GIVEN REQUEST | Work out how many lines of the listing hold the string "this". Answer with that number alone.

DATA LINES |
** start **

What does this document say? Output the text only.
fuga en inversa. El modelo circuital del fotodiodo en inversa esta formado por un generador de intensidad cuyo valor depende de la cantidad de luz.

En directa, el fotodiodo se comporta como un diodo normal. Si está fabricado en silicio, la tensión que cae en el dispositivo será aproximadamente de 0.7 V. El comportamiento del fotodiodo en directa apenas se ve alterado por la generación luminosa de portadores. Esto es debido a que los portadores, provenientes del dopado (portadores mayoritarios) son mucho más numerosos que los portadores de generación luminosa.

** end **
** start **

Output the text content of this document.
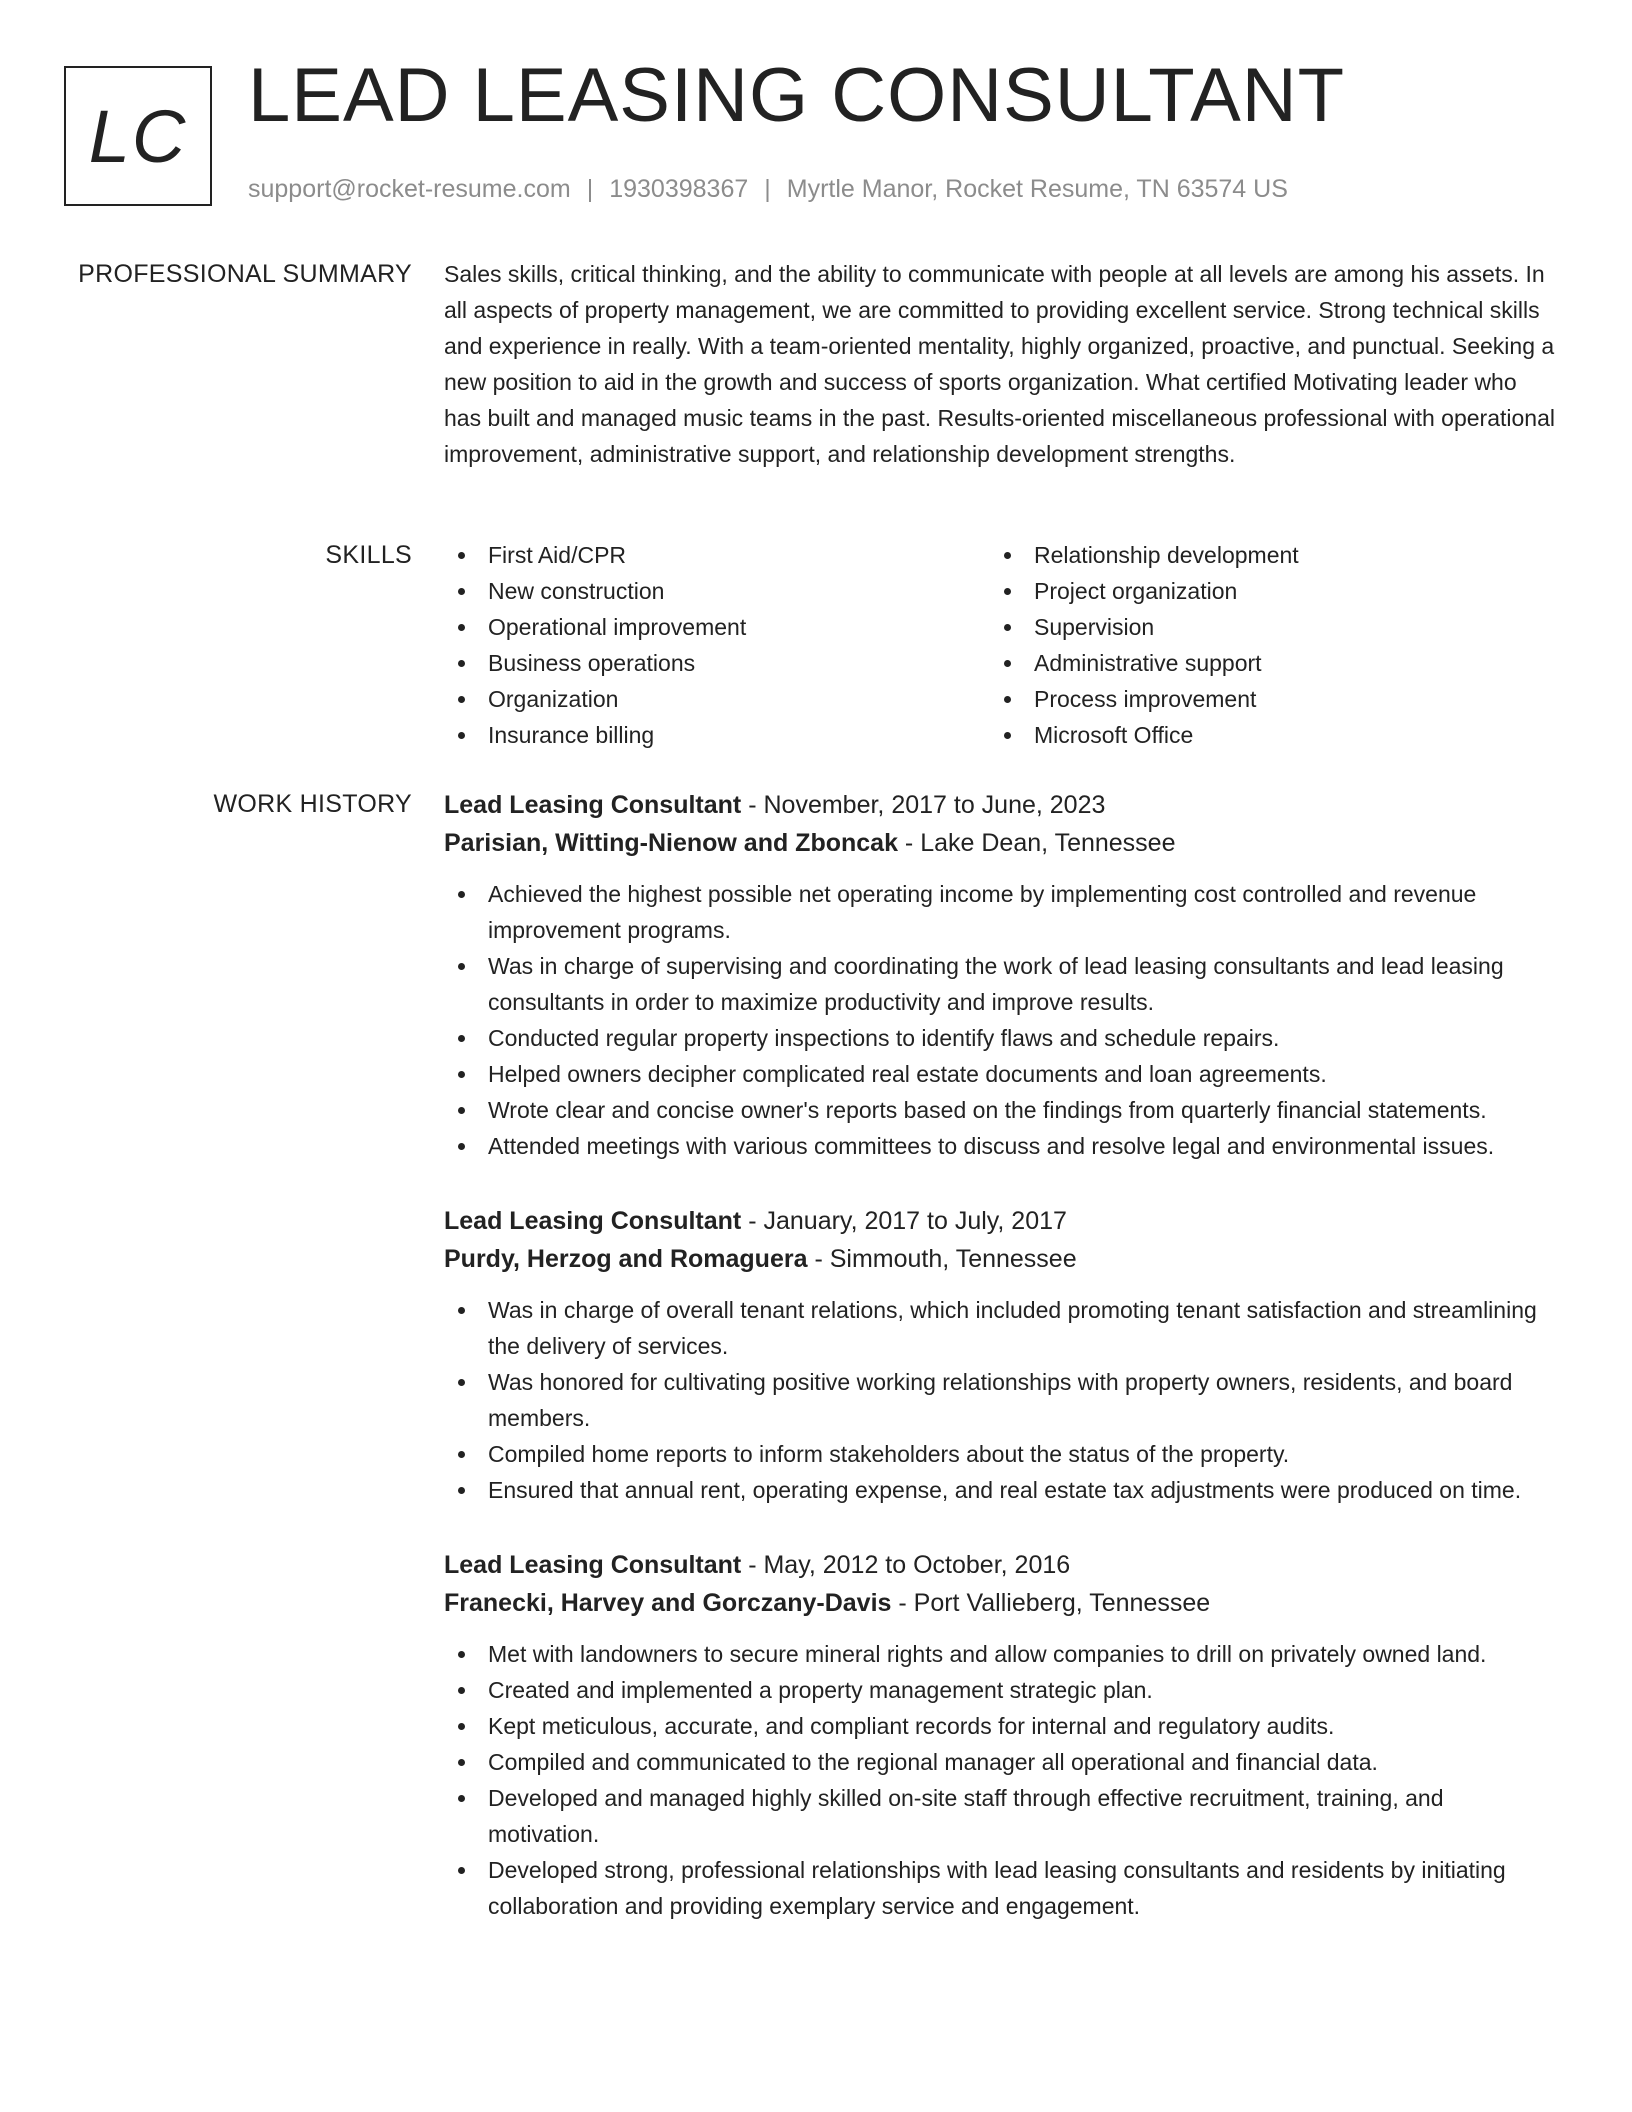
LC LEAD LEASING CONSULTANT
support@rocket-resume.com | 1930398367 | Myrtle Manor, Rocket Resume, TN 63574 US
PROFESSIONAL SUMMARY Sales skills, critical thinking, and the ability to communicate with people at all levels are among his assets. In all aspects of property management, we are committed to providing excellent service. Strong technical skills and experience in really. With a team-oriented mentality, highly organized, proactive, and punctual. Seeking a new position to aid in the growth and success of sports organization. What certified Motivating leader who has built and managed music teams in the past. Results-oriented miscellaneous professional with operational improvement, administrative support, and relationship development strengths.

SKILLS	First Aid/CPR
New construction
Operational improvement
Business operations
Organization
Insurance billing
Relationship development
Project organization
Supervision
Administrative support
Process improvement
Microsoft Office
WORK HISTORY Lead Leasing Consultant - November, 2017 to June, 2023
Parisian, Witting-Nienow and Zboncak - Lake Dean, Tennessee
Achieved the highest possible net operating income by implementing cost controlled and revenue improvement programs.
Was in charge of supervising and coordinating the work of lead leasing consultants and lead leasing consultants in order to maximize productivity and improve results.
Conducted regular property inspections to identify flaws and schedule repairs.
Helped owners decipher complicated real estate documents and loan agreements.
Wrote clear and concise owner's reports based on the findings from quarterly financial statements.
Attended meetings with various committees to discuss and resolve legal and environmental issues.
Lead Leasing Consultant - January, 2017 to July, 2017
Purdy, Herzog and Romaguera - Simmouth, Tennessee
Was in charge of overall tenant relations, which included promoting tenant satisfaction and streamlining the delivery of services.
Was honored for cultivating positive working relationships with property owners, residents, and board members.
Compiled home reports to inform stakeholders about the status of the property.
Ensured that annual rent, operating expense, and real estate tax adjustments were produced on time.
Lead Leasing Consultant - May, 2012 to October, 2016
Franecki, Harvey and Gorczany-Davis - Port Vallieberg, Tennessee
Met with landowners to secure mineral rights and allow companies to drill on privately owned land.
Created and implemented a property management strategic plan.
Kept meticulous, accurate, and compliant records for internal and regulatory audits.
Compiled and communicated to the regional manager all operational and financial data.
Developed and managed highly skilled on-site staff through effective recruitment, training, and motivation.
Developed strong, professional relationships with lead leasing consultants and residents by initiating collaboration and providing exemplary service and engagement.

** end **
** start **

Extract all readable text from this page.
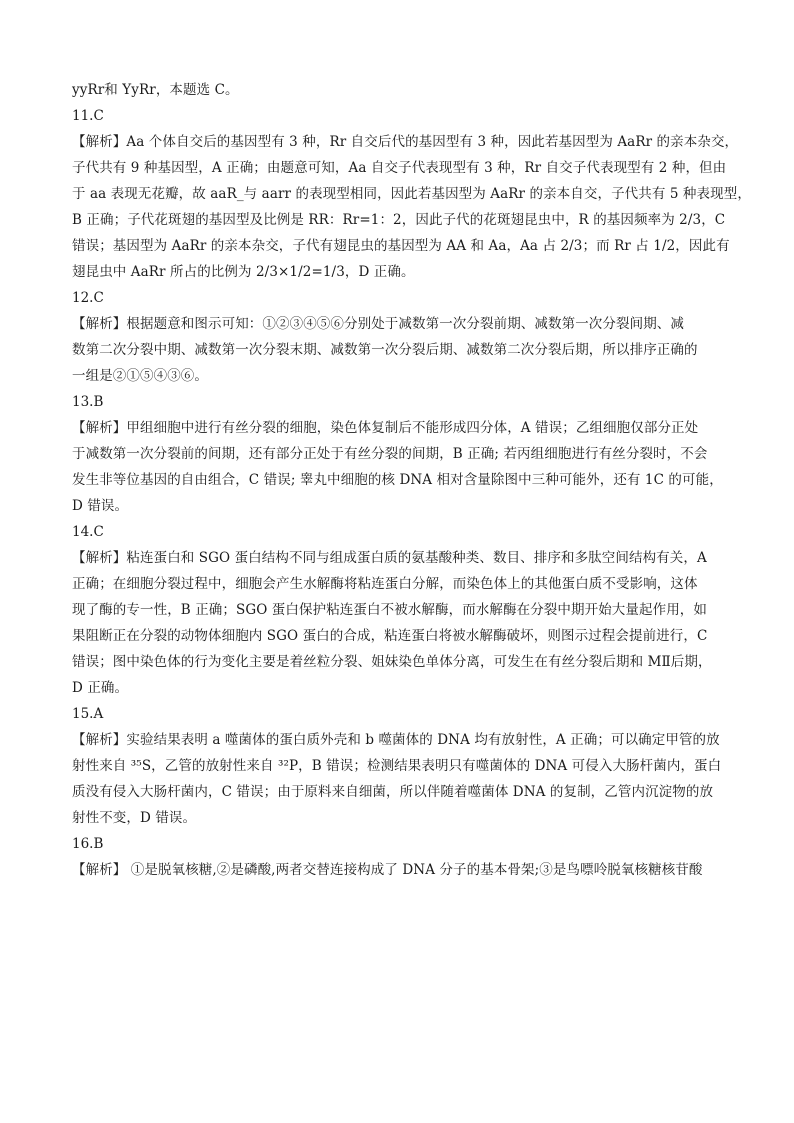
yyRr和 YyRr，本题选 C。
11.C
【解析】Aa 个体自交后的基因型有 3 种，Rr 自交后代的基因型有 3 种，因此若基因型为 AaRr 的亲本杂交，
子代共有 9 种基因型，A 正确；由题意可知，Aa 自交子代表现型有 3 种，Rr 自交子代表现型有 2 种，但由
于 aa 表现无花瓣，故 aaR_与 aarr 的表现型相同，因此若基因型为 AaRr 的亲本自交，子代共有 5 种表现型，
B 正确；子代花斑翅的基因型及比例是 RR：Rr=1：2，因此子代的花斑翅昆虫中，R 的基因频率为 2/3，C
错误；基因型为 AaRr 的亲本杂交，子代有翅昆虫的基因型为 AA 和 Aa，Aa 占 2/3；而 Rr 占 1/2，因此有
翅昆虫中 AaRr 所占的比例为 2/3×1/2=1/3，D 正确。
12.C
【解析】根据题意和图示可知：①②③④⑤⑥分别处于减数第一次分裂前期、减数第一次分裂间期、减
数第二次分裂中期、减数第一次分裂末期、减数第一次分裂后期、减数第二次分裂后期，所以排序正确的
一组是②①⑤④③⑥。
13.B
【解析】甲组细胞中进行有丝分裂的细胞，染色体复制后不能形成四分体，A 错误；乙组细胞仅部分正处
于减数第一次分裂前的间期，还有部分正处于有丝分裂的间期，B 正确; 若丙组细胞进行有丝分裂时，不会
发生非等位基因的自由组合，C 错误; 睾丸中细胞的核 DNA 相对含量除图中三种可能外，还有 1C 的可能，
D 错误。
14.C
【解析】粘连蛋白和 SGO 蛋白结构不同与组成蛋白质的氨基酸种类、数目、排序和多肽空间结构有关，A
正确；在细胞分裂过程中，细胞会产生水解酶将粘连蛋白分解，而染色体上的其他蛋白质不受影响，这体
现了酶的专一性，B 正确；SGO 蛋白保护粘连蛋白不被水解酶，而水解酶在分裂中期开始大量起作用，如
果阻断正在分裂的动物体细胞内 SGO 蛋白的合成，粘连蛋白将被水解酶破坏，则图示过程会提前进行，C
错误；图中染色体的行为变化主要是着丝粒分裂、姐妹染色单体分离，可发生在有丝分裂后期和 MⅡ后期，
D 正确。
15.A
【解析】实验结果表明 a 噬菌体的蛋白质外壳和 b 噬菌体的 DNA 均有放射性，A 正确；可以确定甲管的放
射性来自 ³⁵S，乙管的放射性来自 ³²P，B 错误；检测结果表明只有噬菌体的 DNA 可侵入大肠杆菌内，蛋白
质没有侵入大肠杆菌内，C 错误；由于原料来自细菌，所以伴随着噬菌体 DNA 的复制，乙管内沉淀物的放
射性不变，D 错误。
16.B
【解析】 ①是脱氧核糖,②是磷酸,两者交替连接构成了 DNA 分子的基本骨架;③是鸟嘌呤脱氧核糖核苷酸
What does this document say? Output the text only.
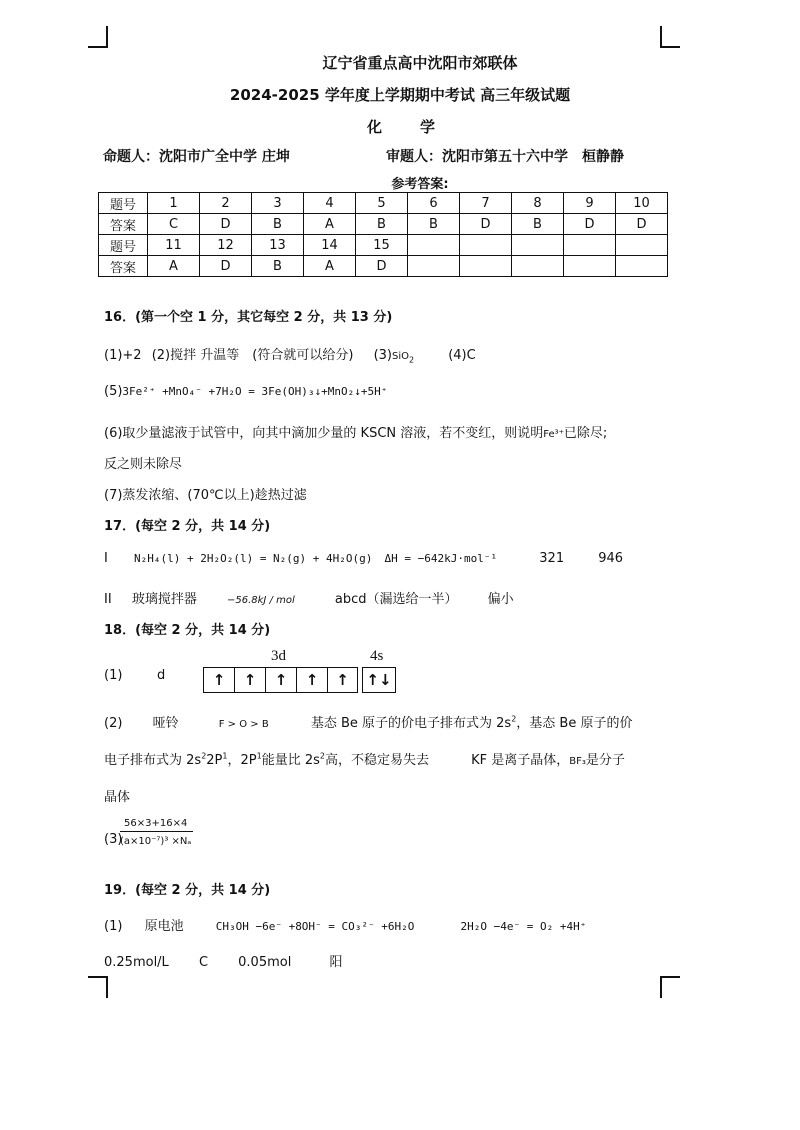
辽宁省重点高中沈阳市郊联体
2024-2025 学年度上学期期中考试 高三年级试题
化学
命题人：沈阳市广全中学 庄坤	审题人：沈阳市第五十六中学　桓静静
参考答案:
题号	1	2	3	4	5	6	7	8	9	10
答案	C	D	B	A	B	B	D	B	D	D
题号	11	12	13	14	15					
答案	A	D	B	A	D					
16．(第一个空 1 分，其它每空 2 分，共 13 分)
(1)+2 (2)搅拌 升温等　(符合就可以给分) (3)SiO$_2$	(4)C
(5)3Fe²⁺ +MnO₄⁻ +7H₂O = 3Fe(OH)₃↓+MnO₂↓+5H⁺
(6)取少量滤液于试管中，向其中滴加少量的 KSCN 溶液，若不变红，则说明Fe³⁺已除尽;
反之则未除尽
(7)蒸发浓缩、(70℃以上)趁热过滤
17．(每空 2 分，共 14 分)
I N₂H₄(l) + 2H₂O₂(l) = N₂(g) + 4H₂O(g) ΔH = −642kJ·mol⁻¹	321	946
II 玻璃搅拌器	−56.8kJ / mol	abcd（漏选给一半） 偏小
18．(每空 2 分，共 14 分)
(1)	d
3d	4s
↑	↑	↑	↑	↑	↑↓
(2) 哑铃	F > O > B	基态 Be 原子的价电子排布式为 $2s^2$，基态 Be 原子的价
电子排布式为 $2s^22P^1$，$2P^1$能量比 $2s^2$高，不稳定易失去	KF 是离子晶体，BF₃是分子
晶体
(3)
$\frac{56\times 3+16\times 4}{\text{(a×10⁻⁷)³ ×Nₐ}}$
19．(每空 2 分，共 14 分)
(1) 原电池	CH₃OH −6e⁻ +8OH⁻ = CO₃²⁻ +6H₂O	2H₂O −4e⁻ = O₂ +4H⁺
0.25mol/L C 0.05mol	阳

** end **

EXPECTED OUTPUT | 4